===== DATA SHOWN =====

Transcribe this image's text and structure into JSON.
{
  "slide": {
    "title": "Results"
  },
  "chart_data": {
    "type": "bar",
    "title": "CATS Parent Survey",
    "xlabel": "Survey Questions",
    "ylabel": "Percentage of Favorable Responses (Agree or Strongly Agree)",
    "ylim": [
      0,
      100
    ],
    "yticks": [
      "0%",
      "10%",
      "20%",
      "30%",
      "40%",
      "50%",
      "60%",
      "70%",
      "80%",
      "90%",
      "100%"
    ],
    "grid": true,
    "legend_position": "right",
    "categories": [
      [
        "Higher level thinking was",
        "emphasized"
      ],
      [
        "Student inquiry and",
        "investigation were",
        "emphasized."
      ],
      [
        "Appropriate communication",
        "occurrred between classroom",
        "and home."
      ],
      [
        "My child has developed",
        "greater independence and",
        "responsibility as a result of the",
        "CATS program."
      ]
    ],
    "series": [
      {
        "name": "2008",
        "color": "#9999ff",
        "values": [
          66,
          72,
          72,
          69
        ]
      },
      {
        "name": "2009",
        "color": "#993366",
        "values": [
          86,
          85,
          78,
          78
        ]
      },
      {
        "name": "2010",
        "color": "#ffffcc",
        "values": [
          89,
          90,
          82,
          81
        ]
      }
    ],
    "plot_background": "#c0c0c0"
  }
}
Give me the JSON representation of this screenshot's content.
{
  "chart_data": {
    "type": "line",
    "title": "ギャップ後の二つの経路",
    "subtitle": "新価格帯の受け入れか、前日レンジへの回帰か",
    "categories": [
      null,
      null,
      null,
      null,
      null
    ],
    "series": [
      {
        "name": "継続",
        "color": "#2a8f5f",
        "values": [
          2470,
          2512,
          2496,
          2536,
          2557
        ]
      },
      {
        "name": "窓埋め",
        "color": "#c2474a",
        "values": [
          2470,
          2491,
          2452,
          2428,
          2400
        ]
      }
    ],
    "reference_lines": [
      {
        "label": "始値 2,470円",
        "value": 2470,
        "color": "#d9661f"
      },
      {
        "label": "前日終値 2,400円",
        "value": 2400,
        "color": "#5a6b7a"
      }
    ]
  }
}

=====

== DIRECTIONS FOR THIS TASK ==
Every line from the line containing "Give me the" to the last line of the material above must be repeated exactly, and no other line.

== COMPLETED TASK ==
Give me the JSON representation of this screenshot's content.
{
  "chart_data": {
    "type": "line",
    "title": "ギャップ後の二つの経路",
    "subtitle": "新価格帯の受け入れか、前日レンジへの回帰か",
    "categories": [
      null,
      null,
      null,
      null,
      null
    ],
    "series": [
      {
        "name": "継続",
        "color": "#2a8f5f",
        "values": [
          2470,
          2512,
          2496,
          2536,
          2557
        ]
      },
      {
        "name": "窓埋め",
        "color": "#c2474a",
        "values": [
          2470,
          2491,
          2452,
          2428,
          2400
        ]
      }
    ],
    "reference_lines": [
      {
        "label": "始値 2,470円",
        "value": 2470,
        "color": "#d9661f"
      },
      {
        "label": "前日終値 2,400円",
        "value": 2400,
        "color": "#5a6b7a"
      }
    ]
  }
}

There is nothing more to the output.